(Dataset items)
******

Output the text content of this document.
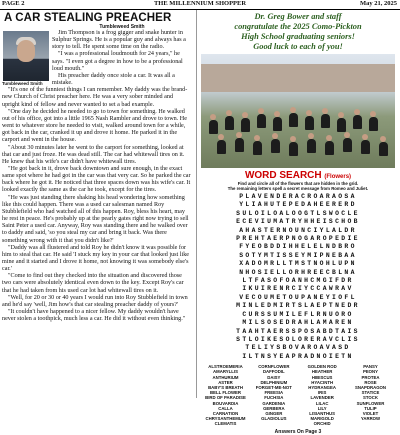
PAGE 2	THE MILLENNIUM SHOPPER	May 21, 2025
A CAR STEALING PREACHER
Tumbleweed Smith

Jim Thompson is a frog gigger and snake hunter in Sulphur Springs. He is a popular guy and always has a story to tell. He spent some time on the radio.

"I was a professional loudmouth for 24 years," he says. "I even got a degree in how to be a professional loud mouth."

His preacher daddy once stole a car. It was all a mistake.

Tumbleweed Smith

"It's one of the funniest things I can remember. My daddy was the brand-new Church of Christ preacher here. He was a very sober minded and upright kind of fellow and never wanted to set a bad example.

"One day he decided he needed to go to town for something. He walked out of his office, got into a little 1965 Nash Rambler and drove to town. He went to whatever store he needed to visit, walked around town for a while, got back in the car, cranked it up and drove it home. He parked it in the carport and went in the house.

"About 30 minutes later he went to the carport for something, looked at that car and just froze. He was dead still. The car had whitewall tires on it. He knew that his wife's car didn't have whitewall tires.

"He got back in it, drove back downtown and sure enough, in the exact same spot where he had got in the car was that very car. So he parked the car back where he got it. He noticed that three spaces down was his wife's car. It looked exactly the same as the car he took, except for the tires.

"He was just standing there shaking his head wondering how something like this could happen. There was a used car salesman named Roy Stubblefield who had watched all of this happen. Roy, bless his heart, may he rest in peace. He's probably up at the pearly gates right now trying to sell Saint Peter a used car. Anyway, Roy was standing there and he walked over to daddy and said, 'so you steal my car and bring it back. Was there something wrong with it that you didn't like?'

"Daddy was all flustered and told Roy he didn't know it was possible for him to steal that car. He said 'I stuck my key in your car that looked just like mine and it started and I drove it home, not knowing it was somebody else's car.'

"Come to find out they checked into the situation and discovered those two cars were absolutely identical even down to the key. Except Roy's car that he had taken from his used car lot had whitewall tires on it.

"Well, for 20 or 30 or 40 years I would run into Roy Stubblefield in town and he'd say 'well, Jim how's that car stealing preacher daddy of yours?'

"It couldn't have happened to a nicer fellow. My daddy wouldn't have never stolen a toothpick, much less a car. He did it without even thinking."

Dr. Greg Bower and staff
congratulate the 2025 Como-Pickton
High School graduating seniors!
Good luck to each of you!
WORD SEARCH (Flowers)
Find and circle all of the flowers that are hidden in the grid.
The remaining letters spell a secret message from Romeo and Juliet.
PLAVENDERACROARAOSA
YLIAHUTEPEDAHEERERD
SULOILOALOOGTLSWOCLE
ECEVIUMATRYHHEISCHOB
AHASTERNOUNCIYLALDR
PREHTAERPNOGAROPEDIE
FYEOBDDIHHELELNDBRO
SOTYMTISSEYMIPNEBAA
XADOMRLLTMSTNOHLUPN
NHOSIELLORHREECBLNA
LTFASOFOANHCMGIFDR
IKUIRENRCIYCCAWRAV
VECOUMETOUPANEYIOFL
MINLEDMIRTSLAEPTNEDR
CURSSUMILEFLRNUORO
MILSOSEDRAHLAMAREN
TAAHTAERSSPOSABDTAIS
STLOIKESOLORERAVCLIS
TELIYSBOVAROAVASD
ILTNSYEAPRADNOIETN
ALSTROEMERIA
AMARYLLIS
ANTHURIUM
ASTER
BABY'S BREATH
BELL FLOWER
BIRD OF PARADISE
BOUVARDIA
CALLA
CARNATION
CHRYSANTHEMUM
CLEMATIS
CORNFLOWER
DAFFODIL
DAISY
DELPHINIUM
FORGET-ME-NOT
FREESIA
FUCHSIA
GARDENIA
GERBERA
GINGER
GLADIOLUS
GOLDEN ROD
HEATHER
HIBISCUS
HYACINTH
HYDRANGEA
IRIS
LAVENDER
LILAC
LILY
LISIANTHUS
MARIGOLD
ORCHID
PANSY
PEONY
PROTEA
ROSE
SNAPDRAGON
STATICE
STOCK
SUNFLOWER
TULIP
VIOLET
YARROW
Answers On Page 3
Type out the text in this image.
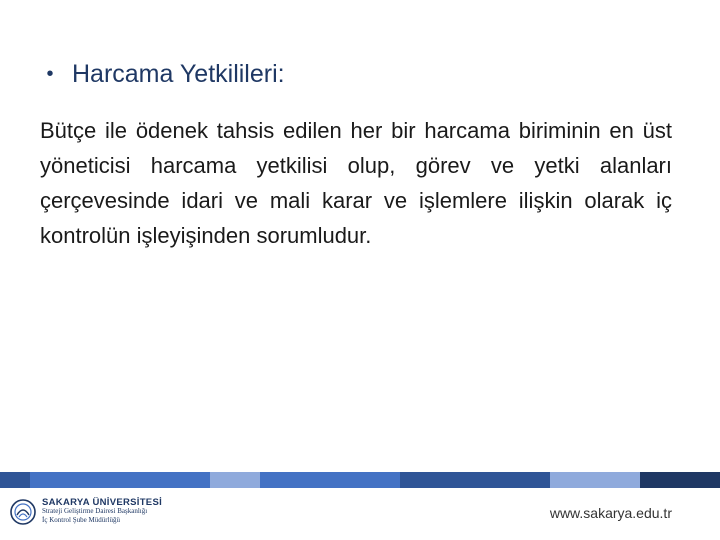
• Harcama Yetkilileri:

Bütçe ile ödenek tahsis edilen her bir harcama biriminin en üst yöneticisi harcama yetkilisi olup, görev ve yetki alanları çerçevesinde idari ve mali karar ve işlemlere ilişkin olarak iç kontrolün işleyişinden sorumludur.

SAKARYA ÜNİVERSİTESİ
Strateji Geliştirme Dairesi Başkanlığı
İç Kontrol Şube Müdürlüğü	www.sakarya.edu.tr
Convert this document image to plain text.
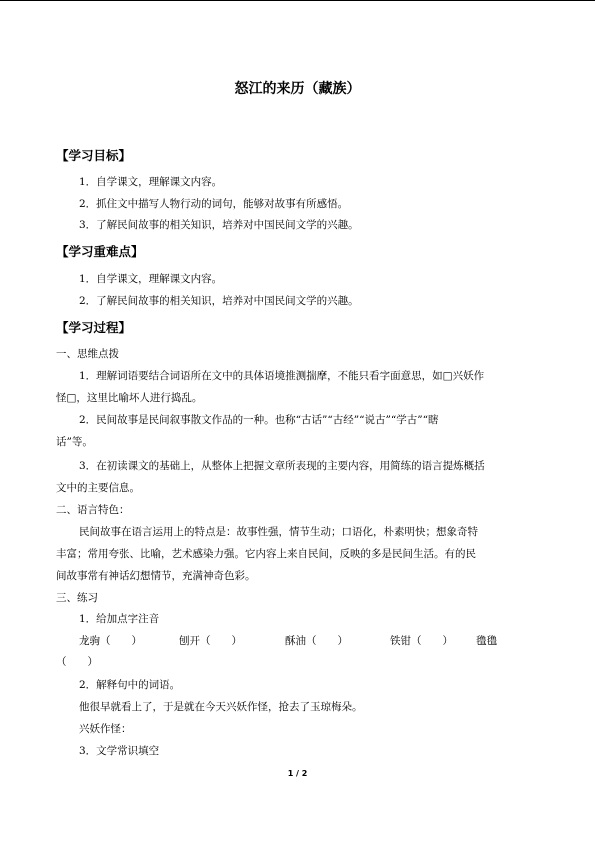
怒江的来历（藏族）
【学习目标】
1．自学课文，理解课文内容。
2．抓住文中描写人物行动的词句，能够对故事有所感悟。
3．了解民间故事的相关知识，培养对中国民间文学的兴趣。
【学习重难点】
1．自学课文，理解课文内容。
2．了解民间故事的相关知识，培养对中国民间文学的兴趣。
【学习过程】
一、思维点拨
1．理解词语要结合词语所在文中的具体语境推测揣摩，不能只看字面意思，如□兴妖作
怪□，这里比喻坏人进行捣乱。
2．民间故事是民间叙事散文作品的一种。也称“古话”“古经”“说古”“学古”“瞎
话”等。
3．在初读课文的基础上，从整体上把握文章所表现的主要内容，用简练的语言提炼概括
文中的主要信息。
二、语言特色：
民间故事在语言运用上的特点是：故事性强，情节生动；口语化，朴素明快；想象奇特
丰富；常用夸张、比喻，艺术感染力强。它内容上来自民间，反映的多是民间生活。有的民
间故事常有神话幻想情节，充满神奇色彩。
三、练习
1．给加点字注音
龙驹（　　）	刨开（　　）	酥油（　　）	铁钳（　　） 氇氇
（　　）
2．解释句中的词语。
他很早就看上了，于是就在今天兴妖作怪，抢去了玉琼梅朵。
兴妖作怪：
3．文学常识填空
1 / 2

******

### Requirements
Each line above that includes "home" counts once; state the total and nothing more.

### Full response
2